━━━ Records for the task

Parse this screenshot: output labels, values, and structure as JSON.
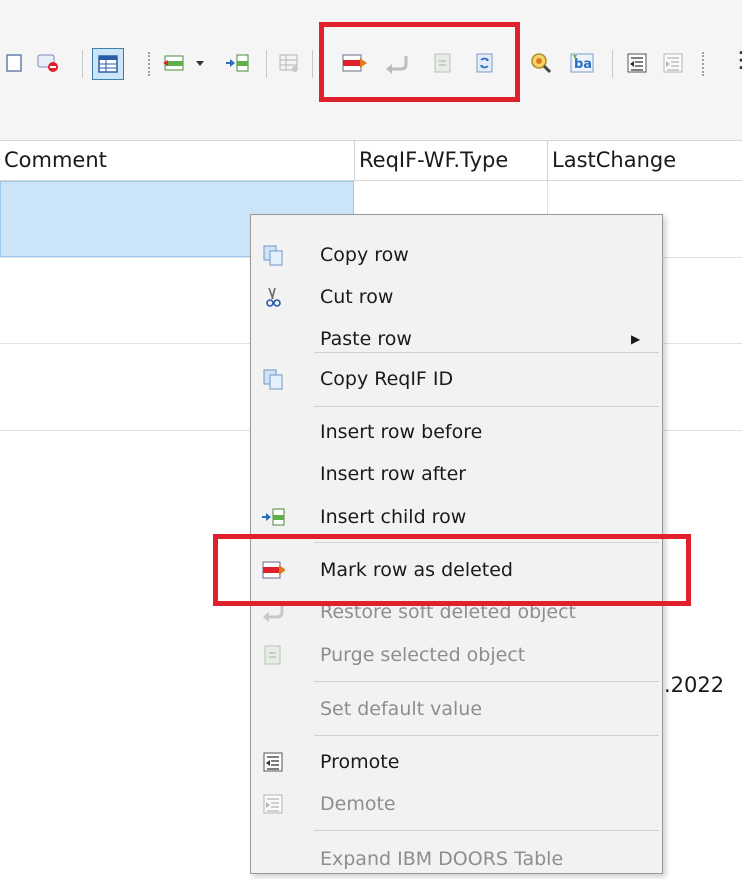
{
  "toolbar": {
    "icons": [
      "frame-icon",
      "comment-delete-icon",
      "table-view-icon",
      "insert-row-icon",
      "dropdown-arrow-icon",
      "insert-child-icon",
      "table-grid-icon",
      "mark-deleted-icon",
      "restore-icon",
      "purge-icon",
      "refresh-icon",
      "find-icon",
      "replace-icon",
      "promote-icon",
      "demote-icon"
    ],
    "overflow_label": "⋮"
  },
  "table": {
    "columns": [
      {
        "label": "Comment"
      },
      {
        "label": "ReqIF-WF.Type"
      },
      {
        "label": "LastChange"
      }
    ],
    "partial_date": ".2022"
  },
  "context_menu": {
    "items": [
      {
        "label": "Copy row",
        "icon": "copy-icon",
        "enabled": true
      },
      {
        "label": "Cut row",
        "icon": "scissors-icon",
        "enabled": true
      },
      {
        "label": "Paste row",
        "icon": "",
        "enabled": true,
        "submenu": true
      },
      {
        "label": "Copy ReqIF ID",
        "icon": "copy-icon",
        "enabled": true
      },
      {
        "label": "Insert row before",
        "icon": "",
        "enabled": true
      },
      {
        "label": "Insert row after",
        "icon": "",
        "enabled": true
      },
      {
        "label": "Insert child row",
        "icon": "insert-child-icon",
        "enabled": true
      },
      {
        "label": "Mark row as deleted",
        "icon": "mark-deleted-icon",
        "enabled": true
      },
      {
        "label": "Restore soft deleted object",
        "icon": "restore-icon",
        "enabled": false
      },
      {
        "label": "Purge selected object",
        "icon": "purge-icon",
        "enabled": false
      },
      {
        "label": "Set default value",
        "icon": "",
        "enabled": false
      },
      {
        "label": "Promote",
        "icon": "promote-icon",
        "enabled": true
      },
      {
        "label": "Demote",
        "icon": "demote-icon",
        "enabled": false
      },
      {
        "label": "Expand IBM DOORS Table",
        "icon": "",
        "enabled": false
      }
    ]
  },
  "colors": {
    "highlight": "#e0202a",
    "selection": "#cce4f7",
    "menu_background": "#f2f2f2"
  }
}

━━━━━━

In the entries above, locate every line with the word "ReqIF" and copy it.

### Reply to the task
        "label": "ReqIF-WF.Type"
        "label": "Copy ReqIF ID",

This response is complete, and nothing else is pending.